## Problem to solve
Output every entry exactly, from the first line to the last.

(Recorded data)
★ ★ ★ ★ ★ ★ ★

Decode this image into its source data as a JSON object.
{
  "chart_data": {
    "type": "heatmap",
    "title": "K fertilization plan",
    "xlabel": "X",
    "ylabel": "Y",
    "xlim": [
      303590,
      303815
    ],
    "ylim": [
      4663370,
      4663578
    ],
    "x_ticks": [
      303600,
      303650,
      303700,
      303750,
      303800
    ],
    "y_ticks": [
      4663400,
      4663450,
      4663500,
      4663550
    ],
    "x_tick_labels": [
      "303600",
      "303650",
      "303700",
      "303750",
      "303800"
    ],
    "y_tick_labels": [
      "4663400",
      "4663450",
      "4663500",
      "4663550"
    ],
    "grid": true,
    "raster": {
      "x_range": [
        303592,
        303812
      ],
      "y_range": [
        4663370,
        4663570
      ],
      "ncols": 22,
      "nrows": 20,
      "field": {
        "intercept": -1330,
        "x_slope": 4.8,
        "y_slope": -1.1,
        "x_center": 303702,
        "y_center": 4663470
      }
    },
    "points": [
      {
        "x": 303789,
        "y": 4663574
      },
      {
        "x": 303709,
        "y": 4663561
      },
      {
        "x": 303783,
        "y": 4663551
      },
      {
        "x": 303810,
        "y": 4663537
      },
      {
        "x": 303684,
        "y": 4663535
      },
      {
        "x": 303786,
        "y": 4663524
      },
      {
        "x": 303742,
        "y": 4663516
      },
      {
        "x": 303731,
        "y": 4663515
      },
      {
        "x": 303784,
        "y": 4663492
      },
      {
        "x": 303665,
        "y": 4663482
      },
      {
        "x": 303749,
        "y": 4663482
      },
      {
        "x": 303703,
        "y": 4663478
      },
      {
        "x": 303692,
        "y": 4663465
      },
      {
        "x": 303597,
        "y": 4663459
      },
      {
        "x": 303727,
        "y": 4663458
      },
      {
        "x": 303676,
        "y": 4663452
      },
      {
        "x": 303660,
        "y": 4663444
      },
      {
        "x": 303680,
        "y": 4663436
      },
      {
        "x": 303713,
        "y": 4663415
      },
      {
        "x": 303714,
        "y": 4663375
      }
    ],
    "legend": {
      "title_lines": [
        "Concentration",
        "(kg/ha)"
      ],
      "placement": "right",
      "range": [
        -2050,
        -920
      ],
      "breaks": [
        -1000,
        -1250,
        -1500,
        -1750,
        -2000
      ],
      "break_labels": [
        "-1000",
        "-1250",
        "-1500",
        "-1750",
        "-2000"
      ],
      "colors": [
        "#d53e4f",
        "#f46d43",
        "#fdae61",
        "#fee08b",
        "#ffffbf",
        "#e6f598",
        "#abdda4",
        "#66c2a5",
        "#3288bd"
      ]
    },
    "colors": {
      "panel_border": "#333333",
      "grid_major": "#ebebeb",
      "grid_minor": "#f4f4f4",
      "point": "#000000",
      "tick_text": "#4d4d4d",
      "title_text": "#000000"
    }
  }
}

★ ★ ★ ★ ★ ★ ★

## The result
Decode this image into its source data as a JSON object.
{
  "chart_data": {
    "type": "heatmap",
    "title": "K fertilization plan",
    "xlabel": "X",
    "ylabel": "Y",
    "xlim": [
      303590,
      303815
    ],
    "ylim": [
      4663370,
      4663578
    ],
    "x_ticks": [
      303600,
      303650,
      303700,
      303750,
      303800
    ],
    "y_ticks": [
      4663400,
      4663450,
      4663500,
      4663550
    ],
    "x_tick_labels": [
      "303600",
      "303650",
      "303700",
      "303750",
      "303800"
    ],
    "y_tick_labels": [
      "4663400",
      "4663450",
      "4663500",
      "4663550"
    ],
    "grid": true,
    "raster": {
      "x_range": [
        303592,
        303812
      ],
      "y_range": [
        4663370,
        4663570
      ],
      "ncols": 22,
      "nrows": 20,
      "field": {
        "intercept": -1330,
        "x_slope": 4.8,
        "y_slope": -1.1,
        "x_center": 303702,
        "y_center": 4663470
      }
    },
    "points": [
      {
        "x": 303789,
        "y": 4663574
      },
      {
        "x": 303709,
        "y": 4663561
      },
      {
        "x": 303783,
        "y": 4663551
      },
      {
        "x": 303810,
        "y": 4663537
      },
      {
        "x": 303684,
        "y": 4663535
      },
      {
        "x": 303786,
        "y": 4663524
      },
      {
        "x": 303742,
        "y": 4663516
      },
      {
        "x": 303731,
        "y": 4663515
      },
      {
        "x": 303784,
        "y": 4663492
      },
      {
        "x": 303665,
        "y": 4663482
      },
      {
        "x": 303749,
        "y": 4663482
      },
      {
        "x": 303703,
        "y": 4663478
      },
      {
        "x": 303692,
        "y": 4663465
      },
      {
        "x": 303597,
        "y": 4663459
      },
      {
        "x": 303727,
        "y": 4663458
      },
      {
        "x": 303676,
        "y": 4663452
      },
      {
        "x": 303660,
        "y": 4663444
      },
      {
        "x": 303680,
        "y": 4663436
      },
      {
        "x": 303713,
        "y": 4663415
      },
      {
        "x": 303714,
        "y": 4663375
      }
    ],
    "legend": {
      "title_lines": [
        "Concentration",
        "(kg/ha)"
      ],
      "placement": "right",
      "range": [
        -2050,
        -920
      ],
      "breaks": [
        -1000,
        -1250,
        -1500,
        -1750,
        -2000
      ],
      "break_labels": [
        "-1000",
        "-1250",
        "-1500",
        "-1750",
        "-2000"
      ],
      "colors": [
        "#d53e4f",
        "#f46d43",
        "#fdae61",
        "#fee08b",
        "#ffffbf",
        "#e6f598",
        "#abdda4",
        "#66c2a5",
        "#3288bd"
      ]
    },
    "colors": {
      "panel_border": "#333333",
      "grid_major": "#ebebeb",
      "grid_minor": "#f4f4f4",
      "point": "#000000",
      "tick_text": "#4d4d4d",
      "title_text": "#000000"
    }
  }
}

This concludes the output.